#### Document segment
On October 21st, the European Commission held a conference ordering Starbucks, among other companies, to recover what they consider unpaid taxes. The Commission claims that Starbucks, headquartered in Amsterdam, used a British shell company, Alki, to avoid paying tens of millions of euros in tax. Starbucks transferred millions to Alki (an un-taxed entity) in royalty payments for coffee roasting techniques.
Antitrust Commissioner, Margrethe Vestager, ordered 20-30 Million Euros to be collected by the Dutch Government from Starbucks. This comes amidst a massive crackdown on European tax avoidance techniques employed by dozens of multi-national companies. The European Commission estimates these avoidance techniques to have cost the EU 1 trillion euros.
Regulations on taxation is fragmented in the EU with different rules being applied in each country. "We cannot achieve fair tax competition in Europe with enforcement of EU state aid rules alone," Vestager said. "The fight against tax evasion and tax avoidance can only be won with a combination of state aid rules and legislative responses."

#### Provided information
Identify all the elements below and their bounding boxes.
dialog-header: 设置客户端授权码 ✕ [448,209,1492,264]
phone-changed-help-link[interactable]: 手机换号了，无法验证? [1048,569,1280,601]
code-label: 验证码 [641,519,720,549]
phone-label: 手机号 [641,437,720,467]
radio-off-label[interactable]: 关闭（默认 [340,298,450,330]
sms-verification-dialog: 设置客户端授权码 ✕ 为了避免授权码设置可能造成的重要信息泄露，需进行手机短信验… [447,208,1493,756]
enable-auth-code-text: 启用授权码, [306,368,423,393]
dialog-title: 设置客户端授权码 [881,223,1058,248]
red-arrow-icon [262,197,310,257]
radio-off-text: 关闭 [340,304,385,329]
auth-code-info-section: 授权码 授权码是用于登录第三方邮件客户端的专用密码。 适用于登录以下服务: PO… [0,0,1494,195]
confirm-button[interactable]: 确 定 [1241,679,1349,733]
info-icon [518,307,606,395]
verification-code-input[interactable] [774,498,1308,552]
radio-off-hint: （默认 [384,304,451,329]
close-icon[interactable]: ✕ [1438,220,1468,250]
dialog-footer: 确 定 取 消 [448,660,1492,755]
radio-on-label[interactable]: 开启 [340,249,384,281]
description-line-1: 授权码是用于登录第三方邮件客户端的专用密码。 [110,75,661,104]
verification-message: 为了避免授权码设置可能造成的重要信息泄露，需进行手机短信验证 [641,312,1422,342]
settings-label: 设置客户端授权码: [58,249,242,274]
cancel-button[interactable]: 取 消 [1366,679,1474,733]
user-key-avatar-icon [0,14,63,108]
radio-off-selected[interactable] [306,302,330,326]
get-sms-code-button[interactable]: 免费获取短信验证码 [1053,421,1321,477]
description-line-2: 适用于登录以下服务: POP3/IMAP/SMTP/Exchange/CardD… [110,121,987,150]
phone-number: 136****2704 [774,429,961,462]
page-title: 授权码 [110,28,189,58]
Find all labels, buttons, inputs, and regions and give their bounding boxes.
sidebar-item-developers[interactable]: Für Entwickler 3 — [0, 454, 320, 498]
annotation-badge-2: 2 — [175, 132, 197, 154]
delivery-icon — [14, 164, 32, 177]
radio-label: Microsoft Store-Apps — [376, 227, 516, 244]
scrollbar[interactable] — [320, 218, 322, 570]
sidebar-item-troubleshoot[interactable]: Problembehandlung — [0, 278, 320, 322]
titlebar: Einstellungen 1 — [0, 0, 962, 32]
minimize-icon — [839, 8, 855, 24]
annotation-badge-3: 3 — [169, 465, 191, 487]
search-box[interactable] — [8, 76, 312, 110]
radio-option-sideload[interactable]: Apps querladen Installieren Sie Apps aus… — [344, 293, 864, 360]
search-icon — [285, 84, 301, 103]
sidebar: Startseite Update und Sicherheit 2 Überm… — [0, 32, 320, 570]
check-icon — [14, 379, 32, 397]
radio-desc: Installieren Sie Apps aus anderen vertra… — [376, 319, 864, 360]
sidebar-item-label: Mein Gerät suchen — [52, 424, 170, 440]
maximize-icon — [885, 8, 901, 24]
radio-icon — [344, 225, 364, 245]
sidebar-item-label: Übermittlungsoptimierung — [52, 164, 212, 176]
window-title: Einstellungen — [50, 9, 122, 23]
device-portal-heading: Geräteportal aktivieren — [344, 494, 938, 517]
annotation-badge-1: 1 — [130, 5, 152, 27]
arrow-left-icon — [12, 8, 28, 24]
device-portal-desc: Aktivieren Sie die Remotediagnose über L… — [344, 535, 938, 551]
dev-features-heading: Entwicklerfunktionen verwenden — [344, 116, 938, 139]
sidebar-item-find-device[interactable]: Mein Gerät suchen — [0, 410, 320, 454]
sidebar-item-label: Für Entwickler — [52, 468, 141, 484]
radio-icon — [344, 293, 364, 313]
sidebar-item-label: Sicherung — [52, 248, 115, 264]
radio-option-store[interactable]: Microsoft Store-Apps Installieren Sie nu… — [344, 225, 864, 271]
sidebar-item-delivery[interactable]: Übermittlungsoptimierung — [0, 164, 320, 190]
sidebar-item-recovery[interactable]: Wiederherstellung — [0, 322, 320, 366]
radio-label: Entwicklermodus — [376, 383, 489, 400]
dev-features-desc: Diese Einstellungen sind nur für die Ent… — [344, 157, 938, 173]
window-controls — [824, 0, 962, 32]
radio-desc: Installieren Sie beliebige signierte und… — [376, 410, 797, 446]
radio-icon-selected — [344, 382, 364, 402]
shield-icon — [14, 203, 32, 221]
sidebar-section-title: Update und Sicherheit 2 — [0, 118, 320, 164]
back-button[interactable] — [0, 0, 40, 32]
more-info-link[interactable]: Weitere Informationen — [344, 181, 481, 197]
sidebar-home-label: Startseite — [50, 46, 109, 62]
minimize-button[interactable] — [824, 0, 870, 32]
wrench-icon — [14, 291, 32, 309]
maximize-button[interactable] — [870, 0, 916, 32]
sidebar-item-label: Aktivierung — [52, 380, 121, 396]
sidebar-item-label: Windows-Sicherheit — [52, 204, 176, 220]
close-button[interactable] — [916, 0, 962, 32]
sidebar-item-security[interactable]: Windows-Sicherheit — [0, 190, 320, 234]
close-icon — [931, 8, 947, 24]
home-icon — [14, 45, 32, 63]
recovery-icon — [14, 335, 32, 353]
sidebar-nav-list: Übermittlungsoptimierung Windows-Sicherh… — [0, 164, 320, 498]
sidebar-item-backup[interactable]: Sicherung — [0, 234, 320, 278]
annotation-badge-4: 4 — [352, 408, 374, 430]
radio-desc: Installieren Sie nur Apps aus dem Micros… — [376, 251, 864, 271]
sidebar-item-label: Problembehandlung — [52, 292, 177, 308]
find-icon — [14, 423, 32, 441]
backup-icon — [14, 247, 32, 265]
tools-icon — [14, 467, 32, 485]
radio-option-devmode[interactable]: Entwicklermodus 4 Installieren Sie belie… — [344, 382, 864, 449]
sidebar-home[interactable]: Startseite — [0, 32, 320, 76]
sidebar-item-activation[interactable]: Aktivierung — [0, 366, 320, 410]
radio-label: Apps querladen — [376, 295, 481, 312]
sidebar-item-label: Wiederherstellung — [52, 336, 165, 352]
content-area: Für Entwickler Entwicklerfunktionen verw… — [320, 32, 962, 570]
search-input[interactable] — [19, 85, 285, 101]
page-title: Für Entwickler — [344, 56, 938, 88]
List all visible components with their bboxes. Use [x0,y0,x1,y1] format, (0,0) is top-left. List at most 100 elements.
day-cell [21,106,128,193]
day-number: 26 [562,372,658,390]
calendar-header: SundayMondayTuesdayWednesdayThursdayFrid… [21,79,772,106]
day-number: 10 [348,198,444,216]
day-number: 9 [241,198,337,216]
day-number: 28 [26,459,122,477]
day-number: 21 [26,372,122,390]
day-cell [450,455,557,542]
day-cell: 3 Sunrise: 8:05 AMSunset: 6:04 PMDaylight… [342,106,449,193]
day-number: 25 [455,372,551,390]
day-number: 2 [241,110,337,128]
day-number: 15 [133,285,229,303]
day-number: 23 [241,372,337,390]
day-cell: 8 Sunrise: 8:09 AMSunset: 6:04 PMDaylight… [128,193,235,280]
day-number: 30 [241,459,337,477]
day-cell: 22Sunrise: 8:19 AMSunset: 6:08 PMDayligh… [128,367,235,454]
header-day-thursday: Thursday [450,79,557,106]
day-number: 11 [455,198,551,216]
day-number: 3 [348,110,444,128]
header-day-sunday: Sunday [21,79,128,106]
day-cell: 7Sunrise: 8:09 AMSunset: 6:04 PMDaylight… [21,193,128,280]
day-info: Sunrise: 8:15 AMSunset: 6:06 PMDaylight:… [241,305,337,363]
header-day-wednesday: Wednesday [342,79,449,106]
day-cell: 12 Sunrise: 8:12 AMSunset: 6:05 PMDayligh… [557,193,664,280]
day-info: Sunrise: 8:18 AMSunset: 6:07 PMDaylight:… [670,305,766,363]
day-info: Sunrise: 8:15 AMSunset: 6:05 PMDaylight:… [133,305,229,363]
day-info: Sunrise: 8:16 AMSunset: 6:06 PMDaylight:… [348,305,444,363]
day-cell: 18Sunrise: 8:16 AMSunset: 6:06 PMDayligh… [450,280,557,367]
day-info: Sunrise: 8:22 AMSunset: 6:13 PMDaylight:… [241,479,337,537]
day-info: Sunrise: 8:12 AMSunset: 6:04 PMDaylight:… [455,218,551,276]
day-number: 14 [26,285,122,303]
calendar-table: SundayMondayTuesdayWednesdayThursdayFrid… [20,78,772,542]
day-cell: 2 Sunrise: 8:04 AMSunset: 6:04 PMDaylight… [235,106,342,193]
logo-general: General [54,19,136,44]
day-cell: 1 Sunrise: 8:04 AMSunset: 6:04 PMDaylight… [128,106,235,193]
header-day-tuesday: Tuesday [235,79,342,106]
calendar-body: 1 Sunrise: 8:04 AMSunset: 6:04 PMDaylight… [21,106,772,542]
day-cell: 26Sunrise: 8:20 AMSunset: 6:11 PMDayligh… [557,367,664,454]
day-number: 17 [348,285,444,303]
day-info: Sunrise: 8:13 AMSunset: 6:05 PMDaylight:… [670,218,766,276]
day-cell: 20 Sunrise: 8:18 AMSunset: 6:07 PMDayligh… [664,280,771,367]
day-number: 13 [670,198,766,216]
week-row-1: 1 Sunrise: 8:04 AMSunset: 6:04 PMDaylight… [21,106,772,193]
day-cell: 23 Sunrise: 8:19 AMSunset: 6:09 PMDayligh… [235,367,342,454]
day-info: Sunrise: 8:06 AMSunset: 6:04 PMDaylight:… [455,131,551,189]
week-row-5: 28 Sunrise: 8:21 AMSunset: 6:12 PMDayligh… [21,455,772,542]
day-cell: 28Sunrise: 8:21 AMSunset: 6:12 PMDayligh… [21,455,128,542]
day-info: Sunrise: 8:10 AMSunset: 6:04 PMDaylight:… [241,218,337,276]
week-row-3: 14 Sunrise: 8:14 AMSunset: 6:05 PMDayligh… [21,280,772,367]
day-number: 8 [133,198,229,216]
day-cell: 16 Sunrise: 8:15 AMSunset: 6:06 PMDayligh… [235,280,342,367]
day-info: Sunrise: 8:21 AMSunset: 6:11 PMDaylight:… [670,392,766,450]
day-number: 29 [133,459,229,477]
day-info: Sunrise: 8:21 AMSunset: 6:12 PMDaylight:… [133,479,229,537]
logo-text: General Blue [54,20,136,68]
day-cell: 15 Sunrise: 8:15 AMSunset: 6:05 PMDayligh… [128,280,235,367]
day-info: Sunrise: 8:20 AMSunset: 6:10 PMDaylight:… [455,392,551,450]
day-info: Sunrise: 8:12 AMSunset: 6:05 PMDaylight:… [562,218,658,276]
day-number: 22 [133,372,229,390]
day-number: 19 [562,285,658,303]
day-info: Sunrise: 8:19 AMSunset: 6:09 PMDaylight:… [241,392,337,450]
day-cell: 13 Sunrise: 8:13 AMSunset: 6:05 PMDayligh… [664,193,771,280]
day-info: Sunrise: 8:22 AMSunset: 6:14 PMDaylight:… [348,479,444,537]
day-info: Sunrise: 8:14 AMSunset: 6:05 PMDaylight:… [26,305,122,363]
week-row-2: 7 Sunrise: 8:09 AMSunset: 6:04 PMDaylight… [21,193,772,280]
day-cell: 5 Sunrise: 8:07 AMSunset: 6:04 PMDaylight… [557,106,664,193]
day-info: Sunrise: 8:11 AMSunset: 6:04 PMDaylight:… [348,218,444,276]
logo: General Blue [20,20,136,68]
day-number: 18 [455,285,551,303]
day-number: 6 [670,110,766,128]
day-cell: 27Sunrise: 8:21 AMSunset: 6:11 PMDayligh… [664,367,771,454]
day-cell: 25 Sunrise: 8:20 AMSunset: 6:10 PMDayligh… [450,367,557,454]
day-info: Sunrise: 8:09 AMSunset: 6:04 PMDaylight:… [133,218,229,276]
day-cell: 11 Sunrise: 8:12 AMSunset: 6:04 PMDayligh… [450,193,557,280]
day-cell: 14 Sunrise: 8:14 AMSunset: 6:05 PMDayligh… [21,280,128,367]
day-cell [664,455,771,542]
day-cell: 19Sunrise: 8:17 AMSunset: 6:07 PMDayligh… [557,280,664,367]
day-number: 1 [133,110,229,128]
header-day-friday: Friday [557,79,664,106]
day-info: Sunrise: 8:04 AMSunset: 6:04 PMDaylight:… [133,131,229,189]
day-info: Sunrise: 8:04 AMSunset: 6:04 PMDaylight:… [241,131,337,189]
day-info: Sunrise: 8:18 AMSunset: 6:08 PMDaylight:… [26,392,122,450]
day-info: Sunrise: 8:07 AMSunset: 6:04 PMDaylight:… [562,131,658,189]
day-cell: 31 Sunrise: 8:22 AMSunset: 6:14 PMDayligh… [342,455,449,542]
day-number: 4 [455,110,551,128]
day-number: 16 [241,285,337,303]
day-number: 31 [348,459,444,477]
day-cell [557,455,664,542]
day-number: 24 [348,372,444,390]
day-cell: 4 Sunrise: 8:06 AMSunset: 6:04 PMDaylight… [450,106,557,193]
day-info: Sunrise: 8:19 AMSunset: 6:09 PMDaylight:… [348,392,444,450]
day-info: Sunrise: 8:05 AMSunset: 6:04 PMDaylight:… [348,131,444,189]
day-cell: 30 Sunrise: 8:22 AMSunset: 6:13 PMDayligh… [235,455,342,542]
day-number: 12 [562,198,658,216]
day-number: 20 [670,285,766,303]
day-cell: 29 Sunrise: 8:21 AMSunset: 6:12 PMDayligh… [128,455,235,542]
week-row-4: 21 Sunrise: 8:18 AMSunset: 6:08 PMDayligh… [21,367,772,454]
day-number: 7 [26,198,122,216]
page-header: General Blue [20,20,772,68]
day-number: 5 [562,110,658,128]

#### Requirements
(1) Give every sum of money stated in euros in the Starbucks tax article.
(2) Turn the paragraph of the Starbucks tax article that opens with "Antitrust Commissioner, Margrethe Vestager" into a short bulleted list that keeps its main facts.
(3) Carry on the Starbucks tax article from the point where it stops.
The lines above come from a separate source.

#### Task-by-task results
(1)
- tens of millions of euros
- 20-30 Million Euros
- 1 trillion euros

(2)
- Antitrust Commissioner Margrethe Vestager ordered the Dutch Government to collect 20-30 million euros from Starbucks.
- The order is part of a broad crackdown on European tax avoidance techniques used by dozens of multinational companies.
- The European Commission estimates these techniques have cost the EU 1 trillion euros.

(3)
Starbucks claims there was an error in the commission’s assessment. The company has refuted the European Commission’s accusations and claim to have paid a global tax rate of 33% last year. "Starbucks shares the concerns expressed by the Netherlands government that there are significant errors in the decision, and we plan to appeal since we followed the Dutch and OECD rules available to anyone," a Starbucks spokesman said.

It is unclear if the European Union will be able to rally and unify the tax codes in its member nations. The European Commission will be continuing to issue demands to companies it finds to be in breach of its laws, but it is unknown what the true ramifications will be.